### EXERCISE TASK
Quote every line below exactly as it reads.
--------------------------------------------------
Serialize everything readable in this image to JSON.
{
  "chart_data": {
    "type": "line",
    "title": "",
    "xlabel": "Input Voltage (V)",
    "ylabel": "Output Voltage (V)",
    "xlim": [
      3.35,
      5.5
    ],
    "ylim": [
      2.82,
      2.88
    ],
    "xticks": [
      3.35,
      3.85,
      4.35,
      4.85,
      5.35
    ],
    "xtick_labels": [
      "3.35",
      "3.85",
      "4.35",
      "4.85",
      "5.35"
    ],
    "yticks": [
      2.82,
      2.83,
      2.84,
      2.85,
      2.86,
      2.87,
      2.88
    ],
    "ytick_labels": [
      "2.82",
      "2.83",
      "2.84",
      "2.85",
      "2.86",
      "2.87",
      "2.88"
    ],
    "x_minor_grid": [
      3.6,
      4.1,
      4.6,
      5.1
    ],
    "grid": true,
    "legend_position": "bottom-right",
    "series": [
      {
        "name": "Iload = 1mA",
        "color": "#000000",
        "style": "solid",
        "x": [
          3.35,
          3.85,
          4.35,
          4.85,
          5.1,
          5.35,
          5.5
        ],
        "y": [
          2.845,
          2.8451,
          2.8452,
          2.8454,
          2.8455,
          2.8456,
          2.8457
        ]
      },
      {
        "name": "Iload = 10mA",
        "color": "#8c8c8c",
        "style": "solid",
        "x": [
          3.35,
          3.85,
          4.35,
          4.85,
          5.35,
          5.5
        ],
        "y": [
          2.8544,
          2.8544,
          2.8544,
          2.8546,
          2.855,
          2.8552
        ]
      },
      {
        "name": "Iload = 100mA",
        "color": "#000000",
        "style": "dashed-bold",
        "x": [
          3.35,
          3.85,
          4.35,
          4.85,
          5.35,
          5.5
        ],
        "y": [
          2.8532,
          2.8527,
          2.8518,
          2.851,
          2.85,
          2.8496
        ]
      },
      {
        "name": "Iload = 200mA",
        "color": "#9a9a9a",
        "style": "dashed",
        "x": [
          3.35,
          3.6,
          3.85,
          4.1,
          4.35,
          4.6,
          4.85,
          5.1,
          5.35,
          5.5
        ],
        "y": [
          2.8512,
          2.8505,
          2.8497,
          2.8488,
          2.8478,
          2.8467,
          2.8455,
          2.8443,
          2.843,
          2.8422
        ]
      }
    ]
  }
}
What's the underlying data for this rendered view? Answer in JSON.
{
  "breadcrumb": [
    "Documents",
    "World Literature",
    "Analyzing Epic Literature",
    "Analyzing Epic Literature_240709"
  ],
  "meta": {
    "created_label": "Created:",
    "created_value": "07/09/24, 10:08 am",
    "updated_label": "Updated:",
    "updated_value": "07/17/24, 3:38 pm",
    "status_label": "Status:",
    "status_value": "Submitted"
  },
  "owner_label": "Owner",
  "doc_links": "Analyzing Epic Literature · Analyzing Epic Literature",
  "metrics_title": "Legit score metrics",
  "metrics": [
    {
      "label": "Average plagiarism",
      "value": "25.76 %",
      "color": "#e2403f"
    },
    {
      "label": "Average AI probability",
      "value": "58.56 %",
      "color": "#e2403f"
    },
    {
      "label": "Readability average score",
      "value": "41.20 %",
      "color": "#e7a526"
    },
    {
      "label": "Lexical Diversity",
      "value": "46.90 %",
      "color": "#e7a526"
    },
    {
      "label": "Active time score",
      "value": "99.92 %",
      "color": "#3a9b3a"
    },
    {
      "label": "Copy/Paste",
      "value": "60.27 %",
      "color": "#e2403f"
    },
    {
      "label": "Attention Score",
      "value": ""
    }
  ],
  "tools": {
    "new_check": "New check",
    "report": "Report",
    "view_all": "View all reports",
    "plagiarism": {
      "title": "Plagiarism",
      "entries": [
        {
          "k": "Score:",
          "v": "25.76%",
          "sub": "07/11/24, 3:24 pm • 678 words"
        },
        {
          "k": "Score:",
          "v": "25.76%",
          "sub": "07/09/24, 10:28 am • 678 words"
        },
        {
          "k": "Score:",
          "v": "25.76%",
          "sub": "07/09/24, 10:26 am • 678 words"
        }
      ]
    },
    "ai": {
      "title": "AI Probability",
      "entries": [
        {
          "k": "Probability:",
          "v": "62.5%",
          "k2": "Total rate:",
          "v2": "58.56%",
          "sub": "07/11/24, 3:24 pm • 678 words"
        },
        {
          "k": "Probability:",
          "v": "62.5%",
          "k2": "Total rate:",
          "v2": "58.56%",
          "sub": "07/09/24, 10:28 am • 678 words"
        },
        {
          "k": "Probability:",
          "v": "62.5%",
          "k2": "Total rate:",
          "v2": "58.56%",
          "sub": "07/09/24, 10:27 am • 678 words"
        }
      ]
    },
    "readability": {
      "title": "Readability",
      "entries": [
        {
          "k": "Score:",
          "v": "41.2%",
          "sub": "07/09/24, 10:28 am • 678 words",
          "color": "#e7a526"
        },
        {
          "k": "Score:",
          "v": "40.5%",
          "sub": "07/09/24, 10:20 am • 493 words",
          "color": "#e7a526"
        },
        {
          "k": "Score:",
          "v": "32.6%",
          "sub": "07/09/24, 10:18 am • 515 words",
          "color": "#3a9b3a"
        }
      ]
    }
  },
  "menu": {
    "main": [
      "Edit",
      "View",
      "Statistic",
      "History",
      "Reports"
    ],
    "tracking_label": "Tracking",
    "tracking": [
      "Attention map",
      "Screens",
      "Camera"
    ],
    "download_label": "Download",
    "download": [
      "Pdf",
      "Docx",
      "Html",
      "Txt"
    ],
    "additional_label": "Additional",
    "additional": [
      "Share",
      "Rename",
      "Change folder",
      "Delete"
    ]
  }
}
--------------------------------------------------
### PROBLEM SOLUTION
Serialize everything readable in this image to JSON.
{
  "chart_data": {
    "type": "line",
    "title": "",
    "xlabel": "Input Voltage (V)",
    "ylabel": "Output Voltage (V)",
    "xlim": [
      3.35,
      5.5
    ],
    "ylim": [
      2.82,
      2.88
    ],
    "xticks": [
      3.35,
      3.85,
      4.35,
      4.85,
      5.35
    ],
    "xtick_labels": [
      "3.35",
      "3.85",
      "4.35",
      "4.85",
      "5.35"
    ],
    "yticks": [
      2.82,
      2.83,
      2.84,
      2.85,
      2.86,
      2.87,
      2.88
    ],
    "ytick_labels": [
      "2.82",
      "2.83",
      "2.84",
      "2.85",
      "2.86",
      "2.87",
      "2.88"
    ],
    "x_minor_grid": [
      3.6,
      4.1,
      4.6,
      5.1
    ],
    "grid": true,
    "legend_position": "bottom-right",
    "series": [
      {
        "name": "Iload = 1mA",
        "color": "#000000",
        "style": "solid",
        "x": [
          3.35,
          3.85,
          4.35,
          4.85,
          5.1,
          5.35,
          5.5
        ],
        "y": [
          2.845,
          2.8451,
          2.8452,
          2.8454,
          2.8455,
          2.8456,
          2.8457
        ]
      },
      {
        "name": "Iload = 10mA",
        "color": "#8c8c8c",
        "style": "solid",
        "x": [
          3.35,
          3.85,
          4.35,
          4.85,
          5.35,
          5.5
        ],
        "y": [
          2.8544,
          2.8544,
          2.8544,
          2.8546,
          2.855,
          2.8552
        ]
      },
      {
        "name": "Iload = 100mA",
        "color": "#000000",
        "style": "dashed-bold",
        "x": [
          3.35,
          3.85,
          4.35,
          4.85,
          5.35,
          5.5
        ],
        "y": [
          2.8532,
          2.8527,
          2.8518,
          2.851,
          2.85,
          2.8496
        ]
      },
      {
        "name": "Iload = 200mA",
        "color": "#9a9a9a",
        "style": "dashed",
        "x": [
          3.35,
          3.6,
          3.85,
          4.1,
          4.35,
          4.6,
          4.85,
          5.1,
          5.35,
          5.5
        ],
        "y": [
          2.8512,
          2.8505,
          2.8497,
          2.8488,
          2.8478,
          2.8467,
          2.8455,
          2.8443,
          2.843,
          2.8422
        ]
      }
    ]
  }
}
What's the underlying data for this rendered view? Answer in JSON.
{
  "breadcrumb": [
    "Documents",
    "World Literature",
    "Analyzing Epic Literature",
    "Analyzing Epic Literature_240709"
  ],
  "meta": {
    "created_label": "Created:",
    "created_value": "07/09/24, 10:08 am",
    "updated_label": "Updated:",
    "updated_value": "07/17/24, 3:38 pm",
    "status_label": "Status:",
    "status_value": "Submitted"
  },
  "owner_label": "Owner",
  "doc_links": "Analyzing Epic Literature · Analyzing Epic Literature",
  "metrics_title": "Legit score metrics",
  "metrics": [
    {
      "label": "Average plagiarism",
      "value": "25.76 %",
      "color": "#e2403f"
    },
    {
      "label": "Average AI probability",
      "value": "58.56 %",
      "color": "#e2403f"
    },
    {
      "label": "Readability average score",
      "value": "41.20 %",
      "color": "#e7a526"
    },
    {
      "label": "Lexical Diversity",
      "value": "46.90 %",
      "color": "#e7a526"
    },
    {
      "label": "Active time score",
      "value": "99.92 %",
      "color": "#3a9b3a"
    },
    {
      "label": "Copy/Paste",
      "value": "60.27 %",
      "color": "#e2403f"
    },
    {
      "label": "Attention Score",
      "value": ""
    }
  ],
  "tools": {
    "new_check": "New check",
    "report": "Report",
    "view_all": "View all reports",
    "plagiarism": {
      "title": "Plagiarism",
      "entries": [
        {
          "k": "Score:",
          "v": "25.76%",
          "sub": "07/11/24, 3:24 pm • 678 words"
        },
        {
          "k": "Score:",
          "v": "25.76%",
          "sub": "07/09/24, 10:28 am • 678 words"
        },
        {
          "k": "Score:",
          "v": "25.76%",
          "sub": "07/09/24, 10:26 am • 678 words"
        }
      ]
    },
    "ai": {
      "title": "AI Probability",
      "entries": [
        {
          "k": "Probability:",
          "v": "62.5%",
          "k2": "Total rate:",
          "v2": "58.56%",
          "sub": "07/11/24, 3:24 pm • 678 words"
        },
        {
          "k": "Probability:",
          "v": "62.5%",
          "k2": "Total rate:",
          "v2": "58.56%",
          "sub": "07/09/24, 10:28 am • 678 words"
        },
        {
          "k": "Probability:",
          "v": "62.5%",
          "k2": "Total rate:",
          "v2": "58.56%",
          "sub": "07/09/24, 10:27 am • 678 words"
        }
      ]
    },
    "readability": {
      "title": "Readability",
      "entries": [
        {
          "k": "Score:",
          "v": "41.2%",
          "sub": "07/09/24, 10:28 am • 678 words",
          "color": "#e7a526"
        },
        {
          "k": "Score:",
          "v": "40.5%",
          "sub": "07/09/24, 10:20 am • 493 words",
          "color": "#e7a526"
        },
        {
          "k": "Score:",
          "v": "32.6%",
          "sub": "07/09/24, 10:18 am • 515 words",
          "color": "#3a9b3a"
        }
      ]
    }
  },
  "menu": {
    "main": [
      "Edit",
      "View",
      "Statistic",
      "History",
      "Reports"
    ],
    "tracking_label": "Tracking",
    "tracking": [
      "Attention map",
      "Screens",
      "Camera"
    ],
    "download_label": "Download",
    "download": [
      "Pdf",
      "Docx",
      "Html",
      "Txt"
    ],
    "additional_label": "Additional",
    "additional": [
      "Share",
      "Rename",
      "Change folder",
      "Delete"
    ]
  }
}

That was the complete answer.